Exercise description
Wherever "Complement" appears in the records below, copy the line that holds it.

** Available records follows **

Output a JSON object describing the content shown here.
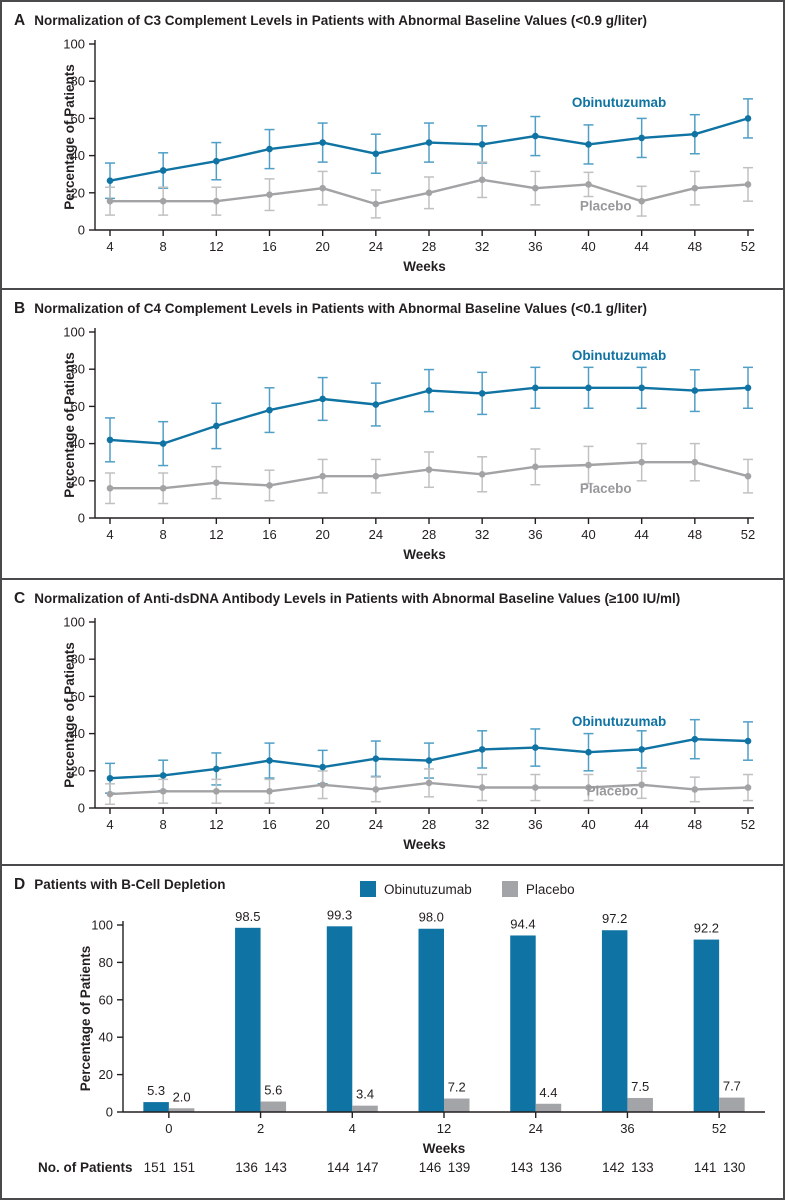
{
  "figure_label": "Figure panels A-D, obinutuzumab vs placebo outcomes",
  "colors": {
    "obinutuzumab": "#0f73a3",
    "obinutuzumab_err": "#4f9fc6",
    "obinutuzumab_label": "#0f73a3",
    "placebo": "#a3a3a5",
    "placebo_err": "#c1c1c3",
    "placebo_bar": "#a2a4a7",
    "placebo_label": "#97989b",
    "axis": "#231f20"
  },
  "chart_data": [
    {
      "type": "line",
      "panel": "A",
      "title": "Normalization of C3 Complement Levels in Patients with Abnormal Baseline Values (<0.9 g/liter)",
      "xlabel": "Weeks",
      "ylabel": "Percentage of Patients",
      "x": [
        4,
        8,
        12,
        16,
        20,
        24,
        28,
        32,
        36,
        40,
        44,
        48,
        52
      ],
      "ylim": [
        0,
        100
      ],
      "yticks": [
        0,
        20,
        40,
        60,
        80,
        100
      ],
      "grid": false,
      "series": [
        {
          "name": "Obinutuzumab",
          "color_key": "obinutuzumab",
          "values": [
            26.5,
            32,
            37,
            43.5,
            47,
            41,
            47,
            46,
            50.5,
            46,
            49.5,
            51.5,
            60
          ],
          "err": [
            9.5,
            9.5,
            10,
            10.5,
            10.5,
            10.5,
            10.5,
            10,
            10.5,
            10.5,
            10.5,
            10.5,
            10.5
          ],
          "label_pos": {
            "x": 42.3,
            "y": 66
          }
        },
        {
          "name": "Placebo",
          "color_key": "placebo",
          "values": [
            15.5,
            15.5,
            15.5,
            19,
            22.5,
            14,
            20,
            27,
            22.5,
            24.5,
            15.5,
            22.5,
            24.5
          ],
          "err": [
            7.5,
            7.5,
            7.5,
            8.5,
            9,
            7.5,
            8.5,
            9.5,
            9,
            6.5,
            8,
            9,
            9
          ],
          "label_pos": {
            "x": 41.3,
            "y": 10.5
          }
        }
      ]
    },
    {
      "type": "line",
      "panel": "B",
      "title": "Normalization of C4 Complement Levels in Patients with Abnormal Baseline Values (<0.1 g/liter)",
      "xlabel": "Weeks",
      "ylabel": "Percentage of Patients",
      "x": [
        4,
        8,
        12,
        16,
        20,
        24,
        28,
        32,
        36,
        40,
        44,
        48,
        52
      ],
      "ylim": [
        0,
        100
      ],
      "yticks": [
        0,
        20,
        40,
        60,
        80,
        100
      ],
      "grid": false,
      "series": [
        {
          "name": "Obinutuzumab",
          "color_key": "obinutuzumab",
          "values": [
            42,
            40,
            49.5,
            58,
            64,
            61,
            68.5,
            67,
            70,
            70,
            70,
            68.5,
            70
          ],
          "err": [
            11.8,
            11.8,
            12.2,
            12,
            11.5,
            11.5,
            11.3,
            11.3,
            11,
            11,
            11,
            11.2,
            11
          ],
          "label_pos": {
            "x": 42.3,
            "y": 85
          }
        },
        {
          "name": "Placebo",
          "color_key": "placebo",
          "values": [
            16,
            16,
            19,
            17.5,
            22.5,
            22.5,
            26,
            23.5,
            27.5,
            28.5,
            30,
            30,
            22.5
          ],
          "err": [
            8.2,
            8.2,
            8.6,
            8.2,
            9,
            9,
            9.5,
            9.4,
            9.6,
            10,
            10,
            10,
            9
          ],
          "label_pos": {
            "x": 41.3,
            "y": 13.5
          }
        }
      ]
    },
    {
      "type": "line",
      "panel": "C",
      "title": "Normalization of Anti-dsDNA Antibody Levels in Patients with Abnormal Baseline Values (≥100 IU/ml)",
      "xlabel": "Weeks",
      "ylabel": "Percentage of Patients",
      "x": [
        4,
        8,
        12,
        16,
        20,
        24,
        28,
        32,
        36,
        40,
        44,
        48,
        52
      ],
      "ylim": [
        0,
        100
      ],
      "yticks": [
        0,
        20,
        40,
        60,
        80,
        100
      ],
      "grid": false,
      "series": [
        {
          "name": "Obinutuzumab",
          "color_key": "obinutuzumab",
          "values": [
            16,
            17.5,
            21,
            25.5,
            22,
            26.5,
            25.5,
            31.5,
            32.5,
            30,
            31.5,
            37,
            36
          ],
          "err": [
            8,
            8.2,
            8.6,
            9.4,
            9,
            9.5,
            9.4,
            10,
            10,
            10,
            10,
            10.5,
            10.3
          ],
          "label_pos": {
            "x": 42.3,
            "y": 44
          }
        },
        {
          "name": "Placebo",
          "color_key": "placebo",
          "values": [
            7.5,
            9,
            9,
            9,
            12.5,
            10,
            13.5,
            11,
            11,
            11,
            12.5,
            10,
            11
          ],
          "err": [
            5.5,
            6.4,
            6.4,
            6.4,
            7.4,
            6.6,
            7.5,
            7,
            7,
            7,
            7.3,
            6.6,
            7
          ],
          "label_pos": {
            "x": 41.8,
            "y": 6.8
          }
        }
      ]
    },
    {
      "type": "bar",
      "panel": "D",
      "title": "Patients with B-Cell Depletion",
      "xlabel": "Weeks",
      "ylabel": "Percentage of Patients",
      "categories": [
        0,
        2,
        4,
        12,
        24,
        36,
        52
      ],
      "ylim": [
        0,
        100
      ],
      "yticks": [
        0,
        20,
        40,
        60,
        80,
        100
      ],
      "grid": false,
      "legend": [
        "Obinutuzumab",
        "Placebo"
      ],
      "legend_position": "top-center",
      "series": [
        {
          "name": "Obinutuzumab",
          "color_key": "obinutuzumab",
          "values": [
            5.3,
            98.5,
            99.3,
            98.0,
            94.4,
            97.2,
            92.2
          ]
        },
        {
          "name": "Placebo",
          "color_key": "placebo_bar",
          "values": [
            2.0,
            5.6,
            3.4,
            7.2,
            4.4,
            7.5,
            7.7
          ]
        }
      ],
      "footer": {
        "label": "No. of Patients",
        "obinutuzumab": [
          151,
          136,
          144,
          146,
          143,
          142,
          141
        ],
        "placebo": [
          151,
          143,
          147,
          139,
          136,
          133,
          130
        ]
      }
    }
  ]
}
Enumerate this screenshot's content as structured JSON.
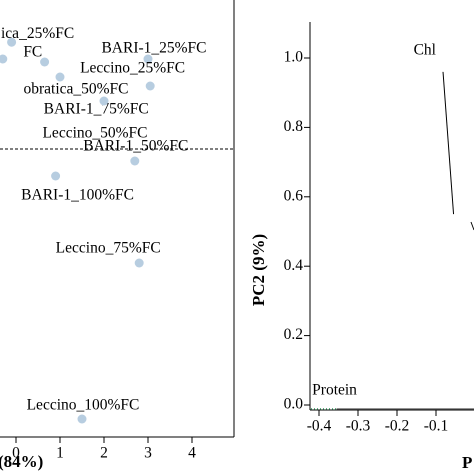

** End of Available records **

Expected answer
      "title": "Normalization of C3 Complement Levels in Patients with Abnormal Baseline Values (<0.9 g/liter)",
      "title": "Normalization of C4 Complement Levels in Patients with Abnormal Baseline Values (<0.1 g/liter)",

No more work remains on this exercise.